Stored items ::
# # # # # # #

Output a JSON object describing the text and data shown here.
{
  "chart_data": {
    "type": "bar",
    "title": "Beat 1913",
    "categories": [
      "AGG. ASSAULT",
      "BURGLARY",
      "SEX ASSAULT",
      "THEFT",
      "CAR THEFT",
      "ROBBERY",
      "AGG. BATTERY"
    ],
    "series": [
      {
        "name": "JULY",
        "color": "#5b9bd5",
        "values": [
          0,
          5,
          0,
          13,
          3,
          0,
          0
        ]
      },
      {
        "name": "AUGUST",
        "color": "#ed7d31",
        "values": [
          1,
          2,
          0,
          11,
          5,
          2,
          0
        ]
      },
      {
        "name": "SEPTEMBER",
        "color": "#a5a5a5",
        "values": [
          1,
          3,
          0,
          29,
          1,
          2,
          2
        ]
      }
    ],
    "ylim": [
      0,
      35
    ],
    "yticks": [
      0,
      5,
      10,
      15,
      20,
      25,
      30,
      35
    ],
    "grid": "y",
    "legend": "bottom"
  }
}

# # # # # # #

EXERCISE GOAL ::
Copy each line of the listing in which the word "color" can be found.

COMPLETE RESPONSE ::
        "color": "#5b9bd5",
        "color": "#ed7d31",
        "color": "#a5a5a5",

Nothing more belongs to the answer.